__PROVIDED INFORMATION__.
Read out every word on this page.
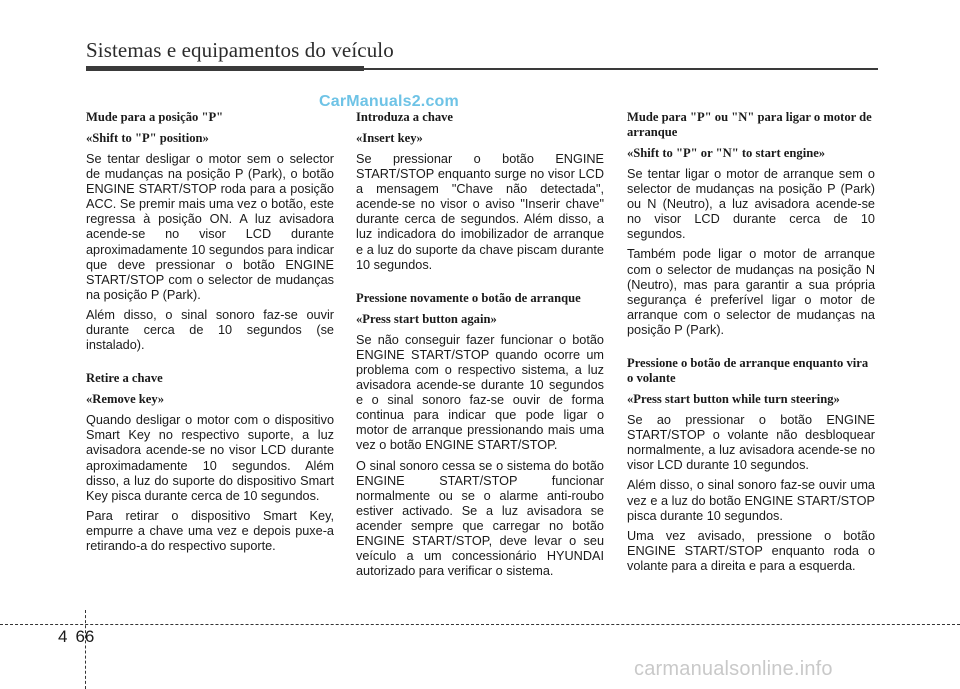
Sistemas e equipamentos do veículo
CarManuals2.com
Mude para a posição "P"
«Shift to "P" position»

Se tentar desligar o motor sem o selector de mudanças na posição P (Park), o botão ENGINE START/STOP roda para a posição ACC. Se premir mais uma vez o botão, este regressa à posição ON. A luz avisadora acende-se no visor LCD durante aproximadamente 10 segundos para indicar que deve pressionar o botão ENGINE START/STOP com o selector de mudanças na posição P (Park).

Além disso, o sinal sonoro faz-se ouvir durante cerca de 10 segundos (se instalado).

Retire a chave
«Remove key»

Quando desligar o motor com o dispositivo Smart Key no respectivo suporte, a luz avisadora acende-se no visor LCD durante aproximadamente 10 segundos. Além disso, a luz do suporte do dispositivo Smart Key pisca durante cerca de 10 segundos.

Para retirar o dispositivo Smart Key, empurre a chave uma vez e depois puxe-a retirando-a do respectivo suporte.

Introduza a chave
«Insert key»

Se pressionar o botão ENGINE START/STOP enquanto surge no visor LCD a mensagem "Chave não detectada", acende-se no visor o aviso "Inserir chave" durante cerca de segundos. Além disso, a luz indicadora do imobilizador de arranque e a luz do suporte da chave piscam durante 10 segundos.

Pressione novamente o botão de arranque
«Press start button again»

Se não conseguir fazer funcionar o botão ENGINE START/STOP quando ocorre um problema com o respectivo sistema, a luz avisadora acende-se durante 10 segundos e o sinal sonoro faz-se ouvir de forma continua para indicar que pode ligar o motor de arranque pressionando mais uma vez o botão ENGINE START/STOP.

O sinal sonoro cessa se o sistema do botão ENGINE START/STOP funcionar normalmente ou se o alarme anti-roubo estiver activado. Se a luz avisadora se acender sempre que carregar no botão ENGINE START/STOP, deve levar o seu veículo a um concessionário HYUNDAI autorizado para verificar o sistema.

Mude para "P" ou "N" para ligar o motor de arranque
«Shift to "P" or "N" to start engine»

Se tentar ligar o motor de arranque sem o selector de mudanças na posição P (Park) ou N (Neutro), a luz avisadora acende-se no visor LCD durante cerca de 10 segundos.

Também pode ligar o motor de arranque com o selector de mudanças na posição N (Neutro), mas para garantir a sua própria segurança é preferível ligar o motor de arranque com o selector de mudanças na posição P (Park).

Pressione o botão de arranque enquanto vira o volante
«Press start button while turn steering»

Se ao pressionar o botão ENGINE START/STOP o volante não desbloquear normalmente, a luz avisadora acende-se no visor LCD durante 10 segundos.

Além disso, o sinal sonoro faz-se ouvir uma vez e a luz do botão ENGINE START/STOP pisca durante 10 segundos.

Uma vez avisado, pressione o botão ENGINE START/STOP enquanto roda o volante para a direita e para a esquerda.

4 66
carmanualsonline.info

__EXERCISE OBJECTIVE__.
Repeat each entry above word for word, leaving every picture out.

__RESULT__.
Read out every word on this page.
Sistemas e equipamentos do veículo
CarManuals2.com
Mude para a posição "P"
«Shift to "P" position»

Se tentar desligar o motor sem o selector de mudanças na posição P (Park), o botão ENGINE START/STOP roda para a posição ACC. Se premir mais uma vez o botão, este regressa à posição ON. A luz avisadora acende-se no visor LCD durante aproximadamente 10 segundos para indicar que deve pressionar o botão ENGINE START/STOP com o selector de mudanças na posição P (Park).

Além disso, o sinal sonoro faz-se ouvir durante cerca de 10 segundos (se instalado).

Retire a chave
«Remove key»

Quando desligar o motor com o dispositivo Smart Key no respectivo suporte, a luz avisadora acende-se no visor LCD durante aproximadamente 10 segundos. Além disso, a luz do suporte do dispositivo Smart Key pisca durante cerca de 10 segundos.

Para retirar o dispositivo Smart Key, empurre a chave uma vez e depois puxe-a retirando-a do respectivo suporte.

Introduza a chave
«Insert key»

Se pressionar o botão ENGINE START/STOP enquanto surge no visor LCD a mensagem "Chave não detectada", acende-se no visor o aviso "Inserir chave" durante cerca de segundos. Além disso, a luz indicadora do imobilizador de arranque e a luz do suporte da chave piscam durante 10 segundos.

Pressione novamente o botão de arranque
«Press start button again»

Se não conseguir fazer funcionar o botão ENGINE START/STOP quando ocorre um problema com o respectivo sistema, a luz avisadora acende-se durante 10 segundos e o sinal sonoro faz-se ouvir de forma continua para indicar que pode ligar o motor de arranque pressionando mais uma vez o botão ENGINE START/STOP.

O sinal sonoro cessa se o sistema do botão ENGINE START/STOP funcionar normalmente ou se o alarme anti-roubo estiver activado. Se a luz avisadora se acender sempre que carregar no botão ENGINE START/STOP, deve levar o seu veículo a um concessionário HYUNDAI autorizado para verificar o sistema.

Mude para "P" ou "N" para ligar o motor de arranque
«Shift to "P" or "N" to start engine»

Se tentar ligar o motor de arranque sem o selector de mudanças na posição P (Park) ou N (Neutro), a luz avisadora acende-se no visor LCD durante cerca de 10 segundos.

Também pode ligar o motor de arranque com o selector de mudanças na posição N (Neutro), mas para garantir a sua própria segurança é preferível ligar o motor de arranque com o selector de mudanças na posição P (Park).

Pressione o botão de arranque enquanto vira o volante
«Press start button while turn steering»

Se ao pressionar o botão ENGINE START/STOP o volante não desbloquear normalmente, a luz avisadora acende-se no visor LCD durante 10 segundos.

Além disso, o sinal sonoro faz-se ouvir uma vez e a luz do botão ENGINE START/STOP pisca durante 10 segundos.

Uma vez avisado, pressione o botão ENGINE START/STOP enquanto roda o volante para a direita e para a esquerda.

4 66
carmanualsonline.info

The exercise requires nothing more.